→ Objective: Every line in the listing is to be echoed verbatim.

→ Dataset entries:
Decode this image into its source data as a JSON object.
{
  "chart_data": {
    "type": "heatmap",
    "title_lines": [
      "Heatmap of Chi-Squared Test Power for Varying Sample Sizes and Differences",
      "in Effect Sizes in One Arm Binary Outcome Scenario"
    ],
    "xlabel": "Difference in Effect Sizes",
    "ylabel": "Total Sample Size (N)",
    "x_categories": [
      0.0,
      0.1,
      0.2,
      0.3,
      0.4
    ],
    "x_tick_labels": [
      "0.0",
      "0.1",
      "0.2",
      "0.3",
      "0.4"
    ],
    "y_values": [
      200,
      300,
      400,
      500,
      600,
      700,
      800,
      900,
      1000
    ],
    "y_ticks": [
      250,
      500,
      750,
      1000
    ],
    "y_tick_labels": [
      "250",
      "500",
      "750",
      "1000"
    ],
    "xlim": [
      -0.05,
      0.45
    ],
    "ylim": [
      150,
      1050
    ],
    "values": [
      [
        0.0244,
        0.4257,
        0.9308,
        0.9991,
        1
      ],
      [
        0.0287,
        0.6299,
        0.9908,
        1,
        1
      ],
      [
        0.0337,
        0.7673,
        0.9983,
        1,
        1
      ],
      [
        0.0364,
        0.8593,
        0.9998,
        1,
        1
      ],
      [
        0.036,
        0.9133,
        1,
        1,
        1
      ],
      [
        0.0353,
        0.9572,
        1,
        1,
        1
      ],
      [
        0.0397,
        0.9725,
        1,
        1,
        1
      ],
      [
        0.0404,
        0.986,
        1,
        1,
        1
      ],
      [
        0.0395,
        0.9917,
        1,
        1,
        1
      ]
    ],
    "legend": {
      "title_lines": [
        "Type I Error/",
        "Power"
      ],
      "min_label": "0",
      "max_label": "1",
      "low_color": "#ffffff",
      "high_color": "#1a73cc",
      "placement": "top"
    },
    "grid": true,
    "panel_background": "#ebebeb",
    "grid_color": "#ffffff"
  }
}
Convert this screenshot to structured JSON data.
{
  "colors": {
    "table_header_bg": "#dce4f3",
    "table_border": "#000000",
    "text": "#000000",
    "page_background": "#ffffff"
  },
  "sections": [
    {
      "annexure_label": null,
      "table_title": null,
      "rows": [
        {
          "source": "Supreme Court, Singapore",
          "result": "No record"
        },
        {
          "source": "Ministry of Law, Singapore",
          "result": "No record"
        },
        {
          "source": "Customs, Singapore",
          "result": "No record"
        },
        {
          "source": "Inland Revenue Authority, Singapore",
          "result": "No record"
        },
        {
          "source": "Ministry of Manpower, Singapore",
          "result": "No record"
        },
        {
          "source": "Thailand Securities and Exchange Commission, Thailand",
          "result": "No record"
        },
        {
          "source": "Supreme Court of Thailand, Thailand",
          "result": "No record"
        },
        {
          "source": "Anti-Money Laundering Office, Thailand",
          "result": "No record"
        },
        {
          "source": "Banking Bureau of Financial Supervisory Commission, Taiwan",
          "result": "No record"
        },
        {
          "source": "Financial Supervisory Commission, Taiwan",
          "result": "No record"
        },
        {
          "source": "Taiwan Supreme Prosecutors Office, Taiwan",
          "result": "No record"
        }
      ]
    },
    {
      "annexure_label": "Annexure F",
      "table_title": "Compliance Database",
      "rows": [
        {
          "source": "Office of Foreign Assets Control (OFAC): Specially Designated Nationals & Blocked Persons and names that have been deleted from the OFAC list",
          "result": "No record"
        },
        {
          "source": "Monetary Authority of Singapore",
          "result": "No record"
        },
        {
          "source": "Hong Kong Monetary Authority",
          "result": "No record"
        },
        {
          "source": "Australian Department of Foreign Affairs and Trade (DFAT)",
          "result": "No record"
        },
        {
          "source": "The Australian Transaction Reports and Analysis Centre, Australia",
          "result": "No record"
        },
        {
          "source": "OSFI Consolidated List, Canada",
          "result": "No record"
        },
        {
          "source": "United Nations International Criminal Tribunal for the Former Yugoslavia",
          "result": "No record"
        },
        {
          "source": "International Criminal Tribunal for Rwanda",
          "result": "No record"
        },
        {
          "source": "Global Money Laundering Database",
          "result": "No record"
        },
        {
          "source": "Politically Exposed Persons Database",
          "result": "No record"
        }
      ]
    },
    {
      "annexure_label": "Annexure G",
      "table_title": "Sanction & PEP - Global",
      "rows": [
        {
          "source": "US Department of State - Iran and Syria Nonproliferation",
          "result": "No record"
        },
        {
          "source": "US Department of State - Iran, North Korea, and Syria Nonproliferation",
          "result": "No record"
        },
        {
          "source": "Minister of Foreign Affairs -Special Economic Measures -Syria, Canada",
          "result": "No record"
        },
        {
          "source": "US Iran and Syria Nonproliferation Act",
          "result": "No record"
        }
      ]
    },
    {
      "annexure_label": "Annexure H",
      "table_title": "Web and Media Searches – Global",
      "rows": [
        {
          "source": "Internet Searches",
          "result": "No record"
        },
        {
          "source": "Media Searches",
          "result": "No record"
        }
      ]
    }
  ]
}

→ Result of the task:
Decode this image into its source data as a JSON object.
{
  "chart_data": {
    "type": "heatmap",
    "title_lines": [
      "Heatmap of Chi-Squared Test Power for Varying Sample Sizes and Differences",
      "in Effect Sizes in One Arm Binary Outcome Scenario"
    ],
    "xlabel": "Difference in Effect Sizes",
    "ylabel": "Total Sample Size (N)",
    "x_categories": [
      0.0,
      0.1,
      0.2,
      0.3,
      0.4
    ],
    "x_tick_labels": [
      "0.0",
      "0.1",
      "0.2",
      "0.3",
      "0.4"
    ],
    "y_values": [
      200,
      300,
      400,
      500,
      600,
      700,
      800,
      900,
      1000
    ],
    "y_ticks": [
      250,
      500,
      750,
      1000
    ],
    "y_tick_labels": [
      "250",
      "500",
      "750",
      "1000"
    ],
    "xlim": [
      -0.05,
      0.45
    ],
    "ylim": [
      150,
      1050
    ],
    "values": [
      [
        0.0244,
        0.4257,
        0.9308,
        0.9991,
        1
      ],
      [
        0.0287,
        0.6299,
        0.9908,
        1,
        1
      ],
      [
        0.0337,
        0.7673,
        0.9983,
        1,
        1
      ],
      [
        0.0364,
        0.8593,
        0.9998,
        1,
        1
      ],
      [
        0.036,
        0.9133,
        1,
        1,
        1
      ],
      [
        0.0353,
        0.9572,
        1,
        1,
        1
      ],
      [
        0.0397,
        0.9725,
        1,
        1,
        1
      ],
      [
        0.0404,
        0.986,
        1,
        1,
        1
      ],
      [
        0.0395,
        0.9917,
        1,
        1,
        1
      ]
    ],
    "legend": {
      "title_lines": [
        "Type I Error/",
        "Power"
      ],
      "min_label": "0",
      "max_label": "1",
      "low_color": "#ffffff",
      "high_color": "#1a73cc",
      "placement": "top"
    },
    "grid": true,
    "panel_background": "#ebebeb",
    "grid_color": "#ffffff"
  }
}
Convert this screenshot to structured JSON data.
{
  "colors": {
    "table_header_bg": "#dce4f3",
    "table_border": "#000000",
    "text": "#000000",
    "page_background": "#ffffff"
  },
  "sections": [
    {
      "annexure_label": null,
      "table_title": null,
      "rows": [
        {
          "source": "Supreme Court, Singapore",
          "result": "No record"
        },
        {
          "source": "Ministry of Law, Singapore",
          "result": "No record"
        },
        {
          "source": "Customs, Singapore",
          "result": "No record"
        },
        {
          "source": "Inland Revenue Authority, Singapore",
          "result": "No record"
        },
        {
          "source": "Ministry of Manpower, Singapore",
          "result": "No record"
        },
        {
          "source": "Thailand Securities and Exchange Commission, Thailand",
          "result": "No record"
        },
        {
          "source": "Supreme Court of Thailand, Thailand",
          "result": "No record"
        },
        {
          "source": "Anti-Money Laundering Office, Thailand",
          "result": "No record"
        },
        {
          "source": "Banking Bureau of Financial Supervisory Commission, Taiwan",
          "result": "No record"
        },
        {
          "source": "Financial Supervisory Commission, Taiwan",
          "result": "No record"
        },
        {
          "source": "Taiwan Supreme Prosecutors Office, Taiwan",
          "result": "No record"
        }
      ]
    },
    {
      "annexure_label": "Annexure F",
      "table_title": "Compliance Database",
      "rows": [
        {
          "source": "Office of Foreign Assets Control (OFAC): Specially Designated Nationals & Blocked Persons and names that have been deleted from the OFAC list",
          "result": "No record"
        },
        {
          "source": "Monetary Authority of Singapore",
          "result": "No record"
        },
        {
          "source": "Hong Kong Monetary Authority",
          "result": "No record"
        },
        {
          "source": "Australian Department of Foreign Affairs and Trade (DFAT)",
          "result": "No record"
        },
        {
          "source": "The Australian Transaction Reports and Analysis Centre, Australia",
          "result": "No record"
        },
        {
          "source": "OSFI Consolidated List, Canada",
          "result": "No record"
        },
        {
          "source": "United Nations International Criminal Tribunal for the Former Yugoslavia",
          "result": "No record"
        },
        {
          "source": "International Criminal Tribunal for Rwanda",
          "result": "No record"
        },
        {
          "source": "Global Money Laundering Database",
          "result": "No record"
        },
        {
          "source": "Politically Exposed Persons Database",
          "result": "No record"
        }
      ]
    },
    {
      "annexure_label": "Annexure G",
      "table_title": "Sanction & PEP - Global",
      "rows": [
        {
          "source": "US Department of State - Iran and Syria Nonproliferation",
          "result": "No record"
        },
        {
          "source": "US Department of State - Iran, North Korea, and Syria Nonproliferation",
          "result": "No record"
        },
        {
          "source": "Minister of Foreign Affairs -Special Economic Measures -Syria, Canada",
          "result": "No record"
        },
        {
          "source": "US Iran and Syria Nonproliferation Act",
          "result": "No record"
        }
      ]
    },
    {
      "annexure_label": "Annexure H",
      "table_title": "Web and Media Searches – Global",
      "rows": [
        {
          "source": "Internet Searches",
          "result": "No record"
        },
        {
          "source": "Media Searches",
          "result": "No record"
        }
      ]
    }
  ]
}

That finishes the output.